— begin —
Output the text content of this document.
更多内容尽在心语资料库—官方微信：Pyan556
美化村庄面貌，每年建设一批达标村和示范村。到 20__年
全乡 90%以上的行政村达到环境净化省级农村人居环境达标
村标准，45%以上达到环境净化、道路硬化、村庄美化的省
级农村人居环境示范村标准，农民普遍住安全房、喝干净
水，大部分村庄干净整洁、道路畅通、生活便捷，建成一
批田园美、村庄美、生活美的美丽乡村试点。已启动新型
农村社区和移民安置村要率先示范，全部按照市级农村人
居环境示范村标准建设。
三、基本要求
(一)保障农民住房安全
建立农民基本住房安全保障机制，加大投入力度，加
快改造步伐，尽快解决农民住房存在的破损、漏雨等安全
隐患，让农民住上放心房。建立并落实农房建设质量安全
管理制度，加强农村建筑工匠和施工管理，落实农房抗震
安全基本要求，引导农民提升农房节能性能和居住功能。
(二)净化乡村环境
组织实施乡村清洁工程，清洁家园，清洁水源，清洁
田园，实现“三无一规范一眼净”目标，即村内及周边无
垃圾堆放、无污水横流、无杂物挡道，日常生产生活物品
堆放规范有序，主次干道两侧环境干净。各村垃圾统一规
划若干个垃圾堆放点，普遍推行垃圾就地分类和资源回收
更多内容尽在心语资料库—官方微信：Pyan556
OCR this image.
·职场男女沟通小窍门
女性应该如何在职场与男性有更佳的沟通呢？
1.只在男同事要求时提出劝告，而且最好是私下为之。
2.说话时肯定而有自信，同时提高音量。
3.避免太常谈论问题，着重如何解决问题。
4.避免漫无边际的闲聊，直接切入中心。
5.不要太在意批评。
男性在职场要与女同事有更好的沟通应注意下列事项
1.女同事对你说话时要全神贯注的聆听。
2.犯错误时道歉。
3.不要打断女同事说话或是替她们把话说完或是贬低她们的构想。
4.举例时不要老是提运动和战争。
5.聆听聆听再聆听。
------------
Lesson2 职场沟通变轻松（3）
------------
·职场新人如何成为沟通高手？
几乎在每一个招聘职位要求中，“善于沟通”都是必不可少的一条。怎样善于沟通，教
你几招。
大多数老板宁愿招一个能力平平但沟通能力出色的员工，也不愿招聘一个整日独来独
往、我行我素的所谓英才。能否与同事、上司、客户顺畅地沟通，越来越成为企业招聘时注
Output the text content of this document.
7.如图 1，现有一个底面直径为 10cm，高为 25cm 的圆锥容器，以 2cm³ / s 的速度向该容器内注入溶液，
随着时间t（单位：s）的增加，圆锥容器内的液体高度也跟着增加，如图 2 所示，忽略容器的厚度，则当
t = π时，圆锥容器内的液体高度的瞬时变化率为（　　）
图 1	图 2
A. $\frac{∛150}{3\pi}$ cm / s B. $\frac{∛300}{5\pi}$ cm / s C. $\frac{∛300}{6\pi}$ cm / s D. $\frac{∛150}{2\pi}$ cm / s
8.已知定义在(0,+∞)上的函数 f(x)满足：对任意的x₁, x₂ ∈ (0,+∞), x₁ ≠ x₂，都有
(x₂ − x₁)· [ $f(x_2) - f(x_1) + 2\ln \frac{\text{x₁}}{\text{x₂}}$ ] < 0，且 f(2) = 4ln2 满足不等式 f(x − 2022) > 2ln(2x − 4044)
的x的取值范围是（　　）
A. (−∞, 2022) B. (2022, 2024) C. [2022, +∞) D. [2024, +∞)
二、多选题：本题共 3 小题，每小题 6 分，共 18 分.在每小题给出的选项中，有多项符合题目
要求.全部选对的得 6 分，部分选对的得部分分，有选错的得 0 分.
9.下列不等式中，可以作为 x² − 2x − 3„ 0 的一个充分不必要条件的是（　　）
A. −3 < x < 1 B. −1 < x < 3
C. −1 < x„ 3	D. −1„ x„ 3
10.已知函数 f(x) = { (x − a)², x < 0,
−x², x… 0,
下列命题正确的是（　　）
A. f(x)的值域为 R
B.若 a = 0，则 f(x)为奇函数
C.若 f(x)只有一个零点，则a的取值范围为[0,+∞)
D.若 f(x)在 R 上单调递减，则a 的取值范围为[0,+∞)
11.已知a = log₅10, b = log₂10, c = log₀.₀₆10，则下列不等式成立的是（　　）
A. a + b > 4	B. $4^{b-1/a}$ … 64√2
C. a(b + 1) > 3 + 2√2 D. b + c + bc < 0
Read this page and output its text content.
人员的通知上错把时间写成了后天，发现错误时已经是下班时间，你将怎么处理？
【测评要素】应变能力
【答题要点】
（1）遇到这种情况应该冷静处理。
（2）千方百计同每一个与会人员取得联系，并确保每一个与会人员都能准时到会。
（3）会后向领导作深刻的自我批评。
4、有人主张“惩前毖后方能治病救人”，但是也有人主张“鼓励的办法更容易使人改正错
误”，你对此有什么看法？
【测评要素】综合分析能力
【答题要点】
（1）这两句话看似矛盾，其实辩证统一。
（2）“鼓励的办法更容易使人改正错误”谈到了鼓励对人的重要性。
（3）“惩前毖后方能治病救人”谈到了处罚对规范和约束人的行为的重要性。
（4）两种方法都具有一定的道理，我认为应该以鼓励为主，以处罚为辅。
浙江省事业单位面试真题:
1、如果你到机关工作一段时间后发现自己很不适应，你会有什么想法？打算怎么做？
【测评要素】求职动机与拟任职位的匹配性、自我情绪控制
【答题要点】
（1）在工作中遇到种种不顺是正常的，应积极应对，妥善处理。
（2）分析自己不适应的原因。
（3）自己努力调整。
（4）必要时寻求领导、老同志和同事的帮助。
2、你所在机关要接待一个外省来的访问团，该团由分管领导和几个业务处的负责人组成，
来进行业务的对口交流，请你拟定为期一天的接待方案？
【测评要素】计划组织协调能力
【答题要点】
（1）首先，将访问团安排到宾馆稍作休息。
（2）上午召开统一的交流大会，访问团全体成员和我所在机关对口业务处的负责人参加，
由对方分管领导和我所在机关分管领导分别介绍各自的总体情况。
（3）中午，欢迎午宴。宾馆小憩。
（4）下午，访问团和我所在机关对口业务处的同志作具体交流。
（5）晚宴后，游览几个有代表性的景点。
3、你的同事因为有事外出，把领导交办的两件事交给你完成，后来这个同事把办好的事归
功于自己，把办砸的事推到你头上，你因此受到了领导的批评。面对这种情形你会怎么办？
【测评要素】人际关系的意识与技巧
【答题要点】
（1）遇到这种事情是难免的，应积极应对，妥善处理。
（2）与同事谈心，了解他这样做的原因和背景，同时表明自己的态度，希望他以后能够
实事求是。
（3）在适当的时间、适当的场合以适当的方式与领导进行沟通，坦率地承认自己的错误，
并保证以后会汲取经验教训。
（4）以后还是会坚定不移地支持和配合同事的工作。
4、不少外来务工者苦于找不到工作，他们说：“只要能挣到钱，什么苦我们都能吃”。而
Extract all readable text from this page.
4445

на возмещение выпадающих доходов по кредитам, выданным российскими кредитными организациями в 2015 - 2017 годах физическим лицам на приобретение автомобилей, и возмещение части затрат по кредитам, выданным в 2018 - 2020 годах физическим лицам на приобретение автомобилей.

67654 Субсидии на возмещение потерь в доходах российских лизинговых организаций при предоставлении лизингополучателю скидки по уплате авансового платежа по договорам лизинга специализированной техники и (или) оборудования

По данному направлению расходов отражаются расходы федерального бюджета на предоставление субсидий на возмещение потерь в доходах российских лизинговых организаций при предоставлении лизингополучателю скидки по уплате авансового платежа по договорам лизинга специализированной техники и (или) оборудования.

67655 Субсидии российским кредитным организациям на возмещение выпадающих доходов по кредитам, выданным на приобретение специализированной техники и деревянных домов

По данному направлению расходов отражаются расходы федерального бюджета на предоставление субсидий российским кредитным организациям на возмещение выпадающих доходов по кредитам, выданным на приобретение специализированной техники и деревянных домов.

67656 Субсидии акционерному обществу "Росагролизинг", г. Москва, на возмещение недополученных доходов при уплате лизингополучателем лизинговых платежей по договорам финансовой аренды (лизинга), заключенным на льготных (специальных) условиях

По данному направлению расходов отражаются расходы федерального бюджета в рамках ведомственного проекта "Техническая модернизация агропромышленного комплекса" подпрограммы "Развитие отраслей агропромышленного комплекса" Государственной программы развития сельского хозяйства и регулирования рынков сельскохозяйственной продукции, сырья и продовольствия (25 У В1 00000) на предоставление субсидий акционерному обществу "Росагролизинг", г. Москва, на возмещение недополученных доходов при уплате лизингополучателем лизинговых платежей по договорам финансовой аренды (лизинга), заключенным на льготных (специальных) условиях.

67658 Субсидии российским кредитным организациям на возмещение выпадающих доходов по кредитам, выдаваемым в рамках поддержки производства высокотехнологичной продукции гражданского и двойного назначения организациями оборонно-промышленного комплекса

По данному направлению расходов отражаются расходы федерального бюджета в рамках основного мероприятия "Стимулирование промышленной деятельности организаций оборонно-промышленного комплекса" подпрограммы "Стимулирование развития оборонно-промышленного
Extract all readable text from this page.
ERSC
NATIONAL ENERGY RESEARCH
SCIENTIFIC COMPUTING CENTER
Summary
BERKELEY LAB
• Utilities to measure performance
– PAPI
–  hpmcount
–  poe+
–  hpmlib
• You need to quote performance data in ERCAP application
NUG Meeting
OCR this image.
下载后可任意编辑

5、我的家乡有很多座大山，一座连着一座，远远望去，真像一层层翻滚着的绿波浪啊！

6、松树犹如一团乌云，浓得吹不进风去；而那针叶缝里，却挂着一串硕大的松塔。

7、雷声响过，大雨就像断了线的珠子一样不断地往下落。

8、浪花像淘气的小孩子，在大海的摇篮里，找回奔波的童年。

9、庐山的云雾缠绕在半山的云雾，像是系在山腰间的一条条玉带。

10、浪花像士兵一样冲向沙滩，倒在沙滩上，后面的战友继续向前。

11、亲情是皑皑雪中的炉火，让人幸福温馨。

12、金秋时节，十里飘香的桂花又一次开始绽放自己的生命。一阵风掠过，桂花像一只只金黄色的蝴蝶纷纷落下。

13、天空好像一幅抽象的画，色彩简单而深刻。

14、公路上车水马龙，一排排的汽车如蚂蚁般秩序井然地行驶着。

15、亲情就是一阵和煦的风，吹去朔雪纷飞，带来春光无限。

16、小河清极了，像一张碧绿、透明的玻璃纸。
— end —
- _GIVEN REQUEST_
From the listing above, pick out each line where the word "应积极应对" appears.

- _ANSWER TO THE EXERCISE_
（1）在工作中遇到种种不顺是正常的，应积极应对，妥善处理。
（1）遇到这种事情是难免的，应积极应对，妥善处理。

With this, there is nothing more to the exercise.